[Entries with figure data]
- - - - - - -

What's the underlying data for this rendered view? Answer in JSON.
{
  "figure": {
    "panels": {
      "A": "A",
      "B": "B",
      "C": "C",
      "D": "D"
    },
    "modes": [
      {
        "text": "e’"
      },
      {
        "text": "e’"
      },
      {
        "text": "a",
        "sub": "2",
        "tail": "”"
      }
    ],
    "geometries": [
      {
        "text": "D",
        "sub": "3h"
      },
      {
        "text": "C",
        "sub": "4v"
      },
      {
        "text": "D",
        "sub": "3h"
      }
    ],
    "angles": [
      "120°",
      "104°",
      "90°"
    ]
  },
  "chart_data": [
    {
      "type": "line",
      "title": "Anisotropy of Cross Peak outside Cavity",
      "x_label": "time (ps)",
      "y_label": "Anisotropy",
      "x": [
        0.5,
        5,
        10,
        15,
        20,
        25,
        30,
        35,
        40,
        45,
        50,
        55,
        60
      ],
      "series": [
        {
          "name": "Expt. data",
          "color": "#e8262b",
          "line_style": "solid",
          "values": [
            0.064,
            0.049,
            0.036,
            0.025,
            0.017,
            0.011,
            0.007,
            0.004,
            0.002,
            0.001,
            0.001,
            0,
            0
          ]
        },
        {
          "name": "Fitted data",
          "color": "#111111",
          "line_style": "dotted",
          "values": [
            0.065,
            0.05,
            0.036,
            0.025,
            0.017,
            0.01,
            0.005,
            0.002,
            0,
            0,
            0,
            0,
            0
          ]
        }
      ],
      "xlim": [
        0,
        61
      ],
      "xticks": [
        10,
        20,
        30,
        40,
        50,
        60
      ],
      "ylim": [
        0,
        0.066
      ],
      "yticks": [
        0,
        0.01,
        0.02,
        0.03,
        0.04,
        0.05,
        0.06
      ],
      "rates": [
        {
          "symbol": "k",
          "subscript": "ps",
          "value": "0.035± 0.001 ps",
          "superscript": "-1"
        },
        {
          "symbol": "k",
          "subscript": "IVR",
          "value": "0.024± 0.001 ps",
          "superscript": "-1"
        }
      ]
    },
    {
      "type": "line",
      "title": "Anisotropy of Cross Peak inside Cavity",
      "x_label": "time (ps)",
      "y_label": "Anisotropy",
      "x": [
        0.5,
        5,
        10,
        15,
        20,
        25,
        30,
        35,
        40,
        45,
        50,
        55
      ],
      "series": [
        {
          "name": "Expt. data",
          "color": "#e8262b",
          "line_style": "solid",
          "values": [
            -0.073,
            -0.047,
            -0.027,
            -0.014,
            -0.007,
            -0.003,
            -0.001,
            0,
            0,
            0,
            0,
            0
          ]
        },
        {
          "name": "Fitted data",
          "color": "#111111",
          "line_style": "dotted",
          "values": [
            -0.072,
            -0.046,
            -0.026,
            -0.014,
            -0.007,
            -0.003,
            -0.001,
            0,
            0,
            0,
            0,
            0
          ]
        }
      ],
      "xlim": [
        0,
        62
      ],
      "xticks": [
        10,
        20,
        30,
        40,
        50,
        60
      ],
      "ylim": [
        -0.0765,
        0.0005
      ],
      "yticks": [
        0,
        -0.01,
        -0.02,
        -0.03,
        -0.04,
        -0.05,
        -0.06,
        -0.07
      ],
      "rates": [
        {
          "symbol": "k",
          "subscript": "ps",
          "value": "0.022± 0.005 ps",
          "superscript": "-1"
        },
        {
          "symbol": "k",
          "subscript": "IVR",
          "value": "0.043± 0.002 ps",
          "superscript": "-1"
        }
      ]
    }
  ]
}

- - - - - - -

> [What to do]: Show each line of the listing that holds the string "Cavity".

> [Completed exercise]:
      "title": "Anisotropy of Cross Peak outside Cavity",
      "title": "Anisotropy of Cross Peak inside Cavity",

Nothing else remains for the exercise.